» **Instruction**: Reproduce each line of the material precisely.

^^^^^^^^^^^^^^^^

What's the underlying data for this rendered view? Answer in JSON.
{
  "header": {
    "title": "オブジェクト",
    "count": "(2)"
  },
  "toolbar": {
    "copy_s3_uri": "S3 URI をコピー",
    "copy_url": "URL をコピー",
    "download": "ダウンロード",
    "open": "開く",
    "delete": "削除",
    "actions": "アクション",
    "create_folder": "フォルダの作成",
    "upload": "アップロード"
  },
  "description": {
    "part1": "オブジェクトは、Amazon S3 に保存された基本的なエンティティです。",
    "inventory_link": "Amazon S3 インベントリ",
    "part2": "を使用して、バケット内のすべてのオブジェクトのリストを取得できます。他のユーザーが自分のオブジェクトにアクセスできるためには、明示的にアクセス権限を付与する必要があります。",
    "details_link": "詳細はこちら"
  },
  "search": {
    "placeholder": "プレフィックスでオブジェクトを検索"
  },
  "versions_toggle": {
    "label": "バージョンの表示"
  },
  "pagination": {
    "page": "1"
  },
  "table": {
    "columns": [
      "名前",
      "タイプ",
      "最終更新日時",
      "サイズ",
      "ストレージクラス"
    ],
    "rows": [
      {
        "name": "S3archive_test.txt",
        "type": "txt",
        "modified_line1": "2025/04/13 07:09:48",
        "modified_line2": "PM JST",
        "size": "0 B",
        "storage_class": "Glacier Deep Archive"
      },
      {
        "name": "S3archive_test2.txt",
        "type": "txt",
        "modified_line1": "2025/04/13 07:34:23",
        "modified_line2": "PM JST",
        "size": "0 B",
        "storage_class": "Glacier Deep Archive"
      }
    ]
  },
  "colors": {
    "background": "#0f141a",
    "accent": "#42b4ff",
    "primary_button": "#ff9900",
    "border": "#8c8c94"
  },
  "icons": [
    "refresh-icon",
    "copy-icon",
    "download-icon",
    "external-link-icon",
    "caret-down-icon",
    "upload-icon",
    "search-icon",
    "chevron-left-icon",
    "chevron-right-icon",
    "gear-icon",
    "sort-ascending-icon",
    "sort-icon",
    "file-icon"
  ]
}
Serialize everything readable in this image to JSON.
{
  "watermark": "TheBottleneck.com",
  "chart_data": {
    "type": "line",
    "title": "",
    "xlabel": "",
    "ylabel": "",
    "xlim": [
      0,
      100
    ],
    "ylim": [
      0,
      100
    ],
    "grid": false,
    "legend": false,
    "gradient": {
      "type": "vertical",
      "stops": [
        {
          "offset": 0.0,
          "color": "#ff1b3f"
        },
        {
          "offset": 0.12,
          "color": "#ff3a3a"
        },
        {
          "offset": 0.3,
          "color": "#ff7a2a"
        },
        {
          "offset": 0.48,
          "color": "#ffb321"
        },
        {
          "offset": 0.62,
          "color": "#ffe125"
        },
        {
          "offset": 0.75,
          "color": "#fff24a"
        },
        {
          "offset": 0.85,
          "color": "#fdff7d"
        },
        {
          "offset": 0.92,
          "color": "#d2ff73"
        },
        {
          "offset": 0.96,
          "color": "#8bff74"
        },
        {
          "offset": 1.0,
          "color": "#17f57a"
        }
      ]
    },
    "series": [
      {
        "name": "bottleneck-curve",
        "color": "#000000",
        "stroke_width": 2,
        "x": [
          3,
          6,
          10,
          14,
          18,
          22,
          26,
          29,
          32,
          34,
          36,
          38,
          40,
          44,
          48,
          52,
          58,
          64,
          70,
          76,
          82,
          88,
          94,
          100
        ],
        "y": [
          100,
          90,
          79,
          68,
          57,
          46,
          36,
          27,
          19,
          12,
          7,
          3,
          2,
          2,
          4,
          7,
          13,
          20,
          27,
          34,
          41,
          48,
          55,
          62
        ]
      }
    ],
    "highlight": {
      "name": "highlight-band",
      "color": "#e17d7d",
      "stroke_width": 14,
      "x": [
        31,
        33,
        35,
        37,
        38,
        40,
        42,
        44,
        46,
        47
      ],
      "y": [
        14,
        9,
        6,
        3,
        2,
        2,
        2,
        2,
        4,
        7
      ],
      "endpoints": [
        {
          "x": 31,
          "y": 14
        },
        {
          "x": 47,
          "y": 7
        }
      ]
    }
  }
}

^^^^^^^^^^^^^^^^

» **Result of this task**:
What's the underlying data for this rendered view? Answer in JSON.
{
  "header": {
    "title": "オブジェクト",
    "count": "(2)"
  },
  "toolbar": {
    "copy_s3_uri": "S3 URI をコピー",
    "copy_url": "URL をコピー",
    "download": "ダウンロード",
    "open": "開く",
    "delete": "削除",
    "actions": "アクション",
    "create_folder": "フォルダの作成",
    "upload": "アップロード"
  },
  "description": {
    "part1": "オブジェクトは、Amazon S3 に保存された基本的なエンティティです。",
    "inventory_link": "Amazon S3 インベントリ",
    "part2": "を使用して、バケット内のすべてのオブジェクトのリストを取得できます。他のユーザーが自分のオブジェクトにアクセスできるためには、明示的にアクセス権限を付与する必要があります。",
    "details_link": "詳細はこちら"
  },
  "search": {
    "placeholder": "プレフィックスでオブジェクトを検索"
  },
  "versions_toggle": {
    "label": "バージョンの表示"
  },
  "pagination": {
    "page": "1"
  },
  "table": {
    "columns": [
      "名前",
      "タイプ",
      "最終更新日時",
      "サイズ",
      "ストレージクラス"
    ],
    "rows": [
      {
        "name": "S3archive_test.txt",
        "type": "txt",
        "modified_line1": "2025/04/13 07:09:48",
        "modified_line2": "PM JST",
        "size": "0 B",
        "storage_class": "Glacier Deep Archive"
      },
      {
        "name": "S3archive_test2.txt",
        "type": "txt",
        "modified_line1": "2025/04/13 07:34:23",
        "modified_line2": "PM JST",
        "size": "0 B",
        "storage_class": "Glacier Deep Archive"
      }
    ]
  },
  "colors": {
    "background": "#0f141a",
    "accent": "#42b4ff",
    "primary_button": "#ff9900",
    "border": "#8c8c94"
  },
  "icons": [
    "refresh-icon",
    "copy-icon",
    "download-icon",
    "external-link-icon",
    "caret-down-icon",
    "upload-icon",
    "search-icon",
    "chevron-left-icon",
    "chevron-right-icon",
    "gear-icon",
    "sort-ascending-icon",
    "sort-icon",
    "file-icon"
  ]
}
Serialize everything readable in this image to JSON.
{
  "watermark": "TheBottleneck.com",
  "chart_data": {
    "type": "line",
    "title": "",
    "xlabel": "",
    "ylabel": "",
    "xlim": [
      0,
      100
    ],
    "ylim": [
      0,
      100
    ],
    "grid": false,
    "legend": false,
    "gradient": {
      "type": "vertical",
      "stops": [
        {
          "offset": 0.0,
          "color": "#ff1b3f"
        },
        {
          "offset": 0.12,
          "color": "#ff3a3a"
        },
        {
          "offset": 0.3,
          "color": "#ff7a2a"
        },
        {
          "offset": 0.48,
          "color": "#ffb321"
        },
        {
          "offset": 0.62,
          "color": "#ffe125"
        },
        {
          "offset": 0.75,
          "color": "#fff24a"
        },
        {
          "offset": 0.85,
          "color": "#fdff7d"
        },
        {
          "offset": 0.92,
          "color": "#d2ff73"
        },
        {
          "offset": 0.96,
          "color": "#8bff74"
        },
        {
          "offset": 1.0,
          "color": "#17f57a"
        }
      ]
    },
    "series": [
      {
        "name": "bottleneck-curve",
        "color": "#000000",
        "stroke_width": 2,
        "x": [
          3,
          6,
          10,
          14,
          18,
          22,
          26,
          29,
          32,
          34,
          36,
          38,
          40,
          44,
          48,
          52,
          58,
          64,
          70,
          76,
          82,
          88,
          94,
          100
        ],
        "y": [
          100,
          90,
          79,
          68,
          57,
          46,
          36,
          27,
          19,
          12,
          7,
          3,
          2,
          2,
          4,
          7,
          13,
          20,
          27,
          34,
          41,
          48,
          55,
          62
        ]
      }
    ],
    "highlight": {
      "name": "highlight-band",
      "color": "#e17d7d",
      "stroke_width": 14,
      "x": [
        31,
        33,
        35,
        37,
        38,
        40,
        42,
        44,
        46,
        47
      ],
      "y": [
        14,
        9,
        6,
        3,
        2,
        2,
        2,
        2,
        4,
        7
      ],
      "endpoints": [
        {
          "x": 31,
          "y": 14
        },
        {
          "x": 47,
          "y": 7
        }
      ]
    }
  }
}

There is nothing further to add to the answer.